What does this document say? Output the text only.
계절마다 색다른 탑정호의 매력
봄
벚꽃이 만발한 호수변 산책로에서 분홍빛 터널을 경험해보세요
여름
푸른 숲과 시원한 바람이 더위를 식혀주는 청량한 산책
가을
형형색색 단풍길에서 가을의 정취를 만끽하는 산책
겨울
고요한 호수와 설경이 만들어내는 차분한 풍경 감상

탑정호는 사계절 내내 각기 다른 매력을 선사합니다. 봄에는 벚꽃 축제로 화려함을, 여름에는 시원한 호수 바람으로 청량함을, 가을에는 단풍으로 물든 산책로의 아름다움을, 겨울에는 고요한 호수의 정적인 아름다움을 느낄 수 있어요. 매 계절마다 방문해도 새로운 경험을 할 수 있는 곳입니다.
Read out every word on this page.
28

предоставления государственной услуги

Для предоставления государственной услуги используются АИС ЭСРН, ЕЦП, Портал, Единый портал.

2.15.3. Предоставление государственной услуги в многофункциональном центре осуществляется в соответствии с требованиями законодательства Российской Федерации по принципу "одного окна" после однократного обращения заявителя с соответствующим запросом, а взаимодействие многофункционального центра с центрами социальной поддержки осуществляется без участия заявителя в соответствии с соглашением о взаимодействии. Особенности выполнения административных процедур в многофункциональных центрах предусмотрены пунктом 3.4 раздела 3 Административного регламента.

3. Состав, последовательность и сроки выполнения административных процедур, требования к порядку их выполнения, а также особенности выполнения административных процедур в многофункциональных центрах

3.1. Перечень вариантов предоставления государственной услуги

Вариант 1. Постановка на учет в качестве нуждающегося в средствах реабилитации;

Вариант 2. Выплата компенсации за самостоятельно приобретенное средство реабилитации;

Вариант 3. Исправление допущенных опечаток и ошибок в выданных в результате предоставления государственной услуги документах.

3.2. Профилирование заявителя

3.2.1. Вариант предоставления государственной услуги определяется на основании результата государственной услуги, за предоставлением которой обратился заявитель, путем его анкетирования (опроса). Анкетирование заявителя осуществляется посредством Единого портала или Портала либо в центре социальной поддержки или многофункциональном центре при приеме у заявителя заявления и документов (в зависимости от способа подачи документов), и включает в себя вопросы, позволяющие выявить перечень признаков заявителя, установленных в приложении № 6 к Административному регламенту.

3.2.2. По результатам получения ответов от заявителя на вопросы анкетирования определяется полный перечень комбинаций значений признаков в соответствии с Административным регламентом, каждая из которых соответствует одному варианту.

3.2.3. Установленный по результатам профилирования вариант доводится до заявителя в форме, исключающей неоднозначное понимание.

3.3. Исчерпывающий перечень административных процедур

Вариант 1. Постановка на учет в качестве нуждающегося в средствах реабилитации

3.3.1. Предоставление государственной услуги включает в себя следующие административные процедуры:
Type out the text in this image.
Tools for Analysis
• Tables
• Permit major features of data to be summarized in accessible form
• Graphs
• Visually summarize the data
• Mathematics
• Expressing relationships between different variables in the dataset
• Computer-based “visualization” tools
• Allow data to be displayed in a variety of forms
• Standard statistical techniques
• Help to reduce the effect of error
__________
What the task asks:
Output an exact copy of each record.

Correct output:
What does this document say? Output the text only.
계절마다 색다른 탑정호의 매력
봄
벚꽃이 만발한 호수변 산책로에서 분홍빛 터널을 경험해보세요
여름
푸른 숲과 시원한 바람이 더위를 식혀주는 청량한 산책
가을
형형색색 단풍길에서 가을의 정취를 만끽하는 산책
겨울
고요한 호수와 설경이 만들어내는 차분한 풍경 감상

탑정호는 사계절 내내 각기 다른 매력을 선사합니다. 봄에는 벚꽃 축제로 화려함을, 여름에는 시원한 호수 바람으로 청량함을, 가을에는 단풍으로 물든 산책로의 아름다움을, 겨울에는 고요한 호수의 정적인 아름다움을 느낄 수 있어요. 매 계절마다 방문해도 새로운 경험을 할 수 있는 곳입니다.
Read out every word on this page.
28

предоставления государственной услуги

Для предоставления государственной услуги используются АИС ЭСРН, ЕЦП, Портал, Единый портал.

2.15.3. Предоставление государственной услуги в многофункциональном центре осуществляется в соответствии с требованиями законодательства Российской Федерации по принципу "одного окна" после однократного обращения заявителя с соответствующим запросом, а взаимодействие многофункционального центра с центрами социальной поддержки осуществляется без участия заявителя в соответствии с соглашением о взаимодействии. Особенности выполнения административных процедур в многофункциональных центрах предусмотрены пунктом 3.4 раздела 3 Административного регламента.

3. Состав, последовательность и сроки выполнения административных процедур, требования к порядку их выполнения, а также особенности выполнения административных процедур в многофункциональных центрах

3.1. Перечень вариантов предоставления государственной услуги

Вариант 1. Постановка на учет в качестве нуждающегося в средствах реабилитации;

Вариант 2. Выплата компенсации за самостоятельно приобретенное средство реабилитации;

Вариант 3. Исправление допущенных опечаток и ошибок в выданных в результате предоставления государственной услуги документах.

3.2. Профилирование заявителя

3.2.1. Вариант предоставления государственной услуги определяется на основании результата государственной услуги, за предоставлением которой обратился заявитель, путем его анкетирования (опроса). Анкетирование заявителя осуществляется посредством Единого портала или Портала либо в центре социальной поддержки или многофункциональном центре при приеме у заявителя заявления и документов (в зависимости от способа подачи документов), и включает в себя вопросы, позволяющие выявить перечень признаков заявителя, установленных в приложении № 6 к Административному регламенту.

3.2.2. По результатам получения ответов от заявителя на вопросы анкетирования определяется полный перечень комбинаций значений признаков в соответствии с Административным регламентом, каждая из которых соответствует одному варианту.

3.2.3. Установленный по результатам профилирования вариант доводится до заявителя в форме, исключающей неоднозначное понимание.

3.3. Исчерпывающий перечень административных процедур

Вариант 1. Постановка на учет в качестве нуждающегося в средствах реабилитации

3.3.1. Предоставление государственной услуги включает в себя следующие административные процедуры:
Type out the text in this image.
Tools for Analysis
• Tables
• Permit major features of data to be summarized in accessible form
• Graphs
• Visually summarize the data
• Mathematics
• Expressing relationships between different variables in the dataset
• Computer-based “visualization” tools
• Allow data to be displayed in a variety of forms
• Standard statistical techniques
• Help to reduce the effect of error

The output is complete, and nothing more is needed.